WHAT THIS TASK INVOLVES
Only the pictures are omitted; repeat all other data exactly.

(A run of records)

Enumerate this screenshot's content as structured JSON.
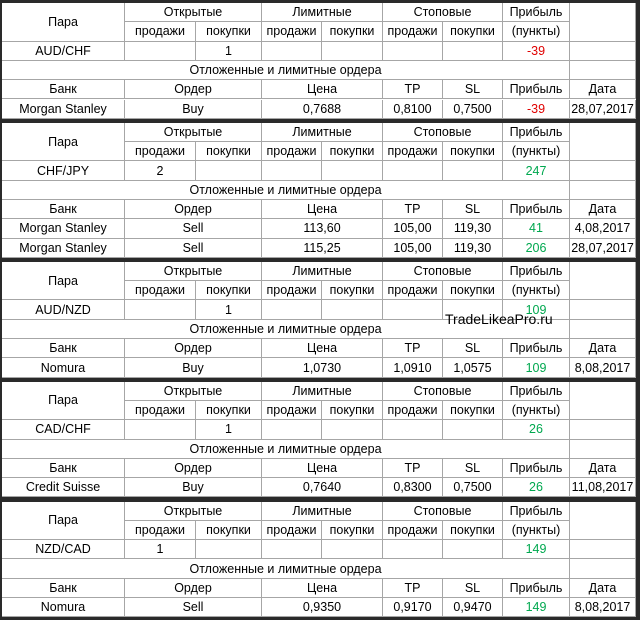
{
  "watermark": "TradeLikeaPro.ru",
  "blocks": [
    {
      "header": [
        "Пара",
        "Открытые",
        "Лимитные",
        "Стоповые",
        "Прибыль"
      ],
      "subheader": [
        "продажи",
        "покупки",
        "продажи",
        "покупки",
        "продажи",
        "покупки",
        "(пункты)"
      ],
      "pair_row": [
        "AUD/CHF",
        null,
        "1",
        null,
        null,
        null,
        null,
        -39
      ],
      "pending_title": "Отложенные и лимитные ордера",
      "orders_header": [
        "Банк",
        "Ордер",
        "Цена",
        "TP",
        "SL",
        "Прибыль",
        "Дата"
      ],
      "orders": [
        [
          "Morgan Stanley",
          "Buy",
          "0,7688",
          "0,8100",
          "0,7500",
          -39,
          "28,07,2017"
        ]
      ]
    },
    {
      "header": [
        "Пара",
        "Открытые",
        "Лимитные",
        "Стоповые",
        "Прибыль"
      ],
      "subheader": [
        "продажи",
        "покупки",
        "продажи",
        "покупки",
        "продажи",
        "покупки",
        "(пункты)"
      ],
      "pair_row": [
        "CHF/JPY",
        "2",
        null,
        null,
        null,
        null,
        null,
        247
      ],
      "pending_title": "Отложенные и лимитные ордера",
      "orders_header": [
        "Банк",
        "Ордер",
        "Цена",
        "TP",
        "SL",
        "Прибыль",
        "Дата"
      ],
      "orders": [
        [
          "Morgan Stanley",
          "Sell",
          "113,60",
          "105,00",
          "119,30",
          41,
          "4,08,2017"
        ],
        [
          "Morgan Stanley",
          "Sell",
          "115,25",
          "105,00",
          "119,30",
          206,
          "28,07,2017"
        ]
      ]
    },
    {
      "header": [
        "Пара",
        "Открытые",
        "Лимитные",
        "Стоповые",
        "Прибыль"
      ],
      "subheader": [
        "продажи",
        "покупки",
        "продажи",
        "покупки",
        "продажи",
        "покупки",
        "(пункты)"
      ],
      "pair_row": [
        "AUD/NZD",
        null,
        "1",
        null,
        null,
        null,
        null,
        109
      ],
      "pending_title": "Отложенные и лимитные ордера",
      "orders_header": [
        "Банк",
        "Ордер",
        "Цена",
        "TP",
        "SL",
        "Прибыль",
        "Дата"
      ],
      "orders": [
        [
          "Nomura",
          "Buy",
          "1,0730",
          "1,0910",
          "1,0575",
          109,
          "8,08,2017"
        ]
      ]
    },
    {
      "header": [
        "Пара",
        "Открытые",
        "Лимитные",
        "Стоповые",
        "Прибыль"
      ],
      "subheader": [
        "продажи",
        "покупки",
        "продажи",
        "покупки",
        "продажи",
        "покупки",
        "(пункты)"
      ],
      "pair_row": [
        "CAD/CHF",
        null,
        "1",
        null,
        null,
        null,
        null,
        26
      ],
      "pending_title": "Отложенные и лимитные ордера",
      "orders_header": [
        "Банк",
        "Ордер",
        "Цена",
        "TP",
        "SL",
        "Прибыль",
        "Дата"
      ],
      "orders": [
        [
          "Credit Suisse",
          "Buy",
          "0,7640",
          "0,8300",
          "0,7500",
          26,
          "11,08,2017"
        ]
      ]
    },
    {
      "header": [
        "Пара",
        "Открытые",
        "Лимитные",
        "Стоповые",
        "Прибыль"
      ],
      "subheader": [
        "продажи",
        "покупки",
        "продажи",
        "покупки",
        "продажи",
        "покупки",
        "(пункты)"
      ],
      "pair_row": [
        "NZD/CAD",
        "1",
        null,
        null,
        null,
        null,
        null,
        149
      ],
      "pending_title": "Отложенные и лимитные ордера",
      "orders_header": [
        "Банк",
        "Ордер",
        "Цена",
        "TP",
        "SL",
        "Прибыль",
        "Дата"
      ],
      "orders": [
        [
          "Nomura",
          "Sell",
          "0,9350",
          "0,9170",
          "0,9470",
          149,
          "8,08,2017"
        ]
      ]
    }
  ]
}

WRITTEN REPLY
Enumerate this screenshot's content as structured JSON.
{
  "watermark": "TradeLikeaPro.ru",
  "blocks": [
    {
      "header": [
        "Пара",
        "Открытые",
        "Лимитные",
        "Стоповые",
        "Прибыль"
      ],
      "subheader": [
        "продажи",
        "покупки",
        "продажи",
        "покупки",
        "продажи",
        "покупки",
        "(пункты)"
      ],
      "pair_row": [
        "AUD/CHF",
        null,
        "1",
        null,
        null,
        null,
        null,
        -39
      ],
      "pending_title": "Отложенные и лимитные ордера",
      "orders_header": [
        "Банк",
        "Ордер",
        "Цена",
        "TP",
        "SL",
        "Прибыль",
        "Дата"
      ],
      "orders": [
        [
          "Morgan Stanley",
          "Buy",
          "0,7688",
          "0,8100",
          "0,7500",
          -39,
          "28,07,2017"
        ]
      ]
    },
    {
      "header": [
        "Пара",
        "Открытые",
        "Лимитные",
        "Стоповые",
        "Прибыль"
      ],
      "subheader": [
        "продажи",
        "покупки",
        "продажи",
        "покупки",
        "продажи",
        "покупки",
        "(пункты)"
      ],
      "pair_row": [
        "CHF/JPY",
        "2",
        null,
        null,
        null,
        null,
        null,
        247
      ],
      "pending_title": "Отложенные и лимитные ордера",
      "orders_header": [
        "Банк",
        "Ордер",
        "Цена",
        "TP",
        "SL",
        "Прибыль",
        "Дата"
      ],
      "orders": [
        [
          "Morgan Stanley",
          "Sell",
          "113,60",
          "105,00",
          "119,30",
          41,
          "4,08,2017"
        ],
        [
          "Morgan Stanley",
          "Sell",
          "115,25",
          "105,00",
          "119,30",
          206,
          "28,07,2017"
        ]
      ]
    },
    {
      "header": [
        "Пара",
        "Открытые",
        "Лимитные",
        "Стоповые",
        "Прибыль"
      ],
      "subheader": [
        "продажи",
        "покупки",
        "продажи",
        "покупки",
        "продажи",
        "покупки",
        "(пункты)"
      ],
      "pair_row": [
        "AUD/NZD",
        null,
        "1",
        null,
        null,
        null,
        null,
        109
      ],
      "pending_title": "Отложенные и лимитные ордера",
      "orders_header": [
        "Банк",
        "Ордер",
        "Цена",
        "TP",
        "SL",
        "Прибыль",
        "Дата"
      ],
      "orders": [
        [
          "Nomura",
          "Buy",
          "1,0730",
          "1,0910",
          "1,0575",
          109,
          "8,08,2017"
        ]
      ]
    },
    {
      "header": [
        "Пара",
        "Открытые",
        "Лимитные",
        "Стоповые",
        "Прибыль"
      ],
      "subheader": [
        "продажи",
        "покупки",
        "продажи",
        "покупки",
        "продажи",
        "покупки",
        "(пункты)"
      ],
      "pair_row": [
        "CAD/CHF",
        null,
        "1",
        null,
        null,
        null,
        null,
        26
      ],
      "pending_title": "Отложенные и лимитные ордера",
      "orders_header": [
        "Банк",
        "Ордер",
        "Цена",
        "TP",
        "SL",
        "Прибыль",
        "Дата"
      ],
      "orders": [
        [
          "Credit Suisse",
          "Buy",
          "0,7640",
          "0,8300",
          "0,7500",
          26,
          "11,08,2017"
        ]
      ]
    },
    {
      "header": [
        "Пара",
        "Открытые",
        "Лимитные",
        "Стоповые",
        "Прибыль"
      ],
      "subheader": [
        "продажи",
        "покупки",
        "продажи",
        "покупки",
        "продажи",
        "покупки",
        "(пункты)"
      ],
      "pair_row": [
        "NZD/CAD",
        "1",
        null,
        null,
        null,
        null,
        null,
        149
      ],
      "pending_title": "Отложенные и лимитные ордера",
      "orders_header": [
        "Банк",
        "Ордер",
        "Цена",
        "TP",
        "SL",
        "Прибыль",
        "Дата"
      ],
      "orders": [
        [
          "Nomura",
          "Sell",
          "0,9350",
          "0,9170",
          "0,9470",
          149,
          "8,08,2017"
        ]
      ]
    }
  ]
}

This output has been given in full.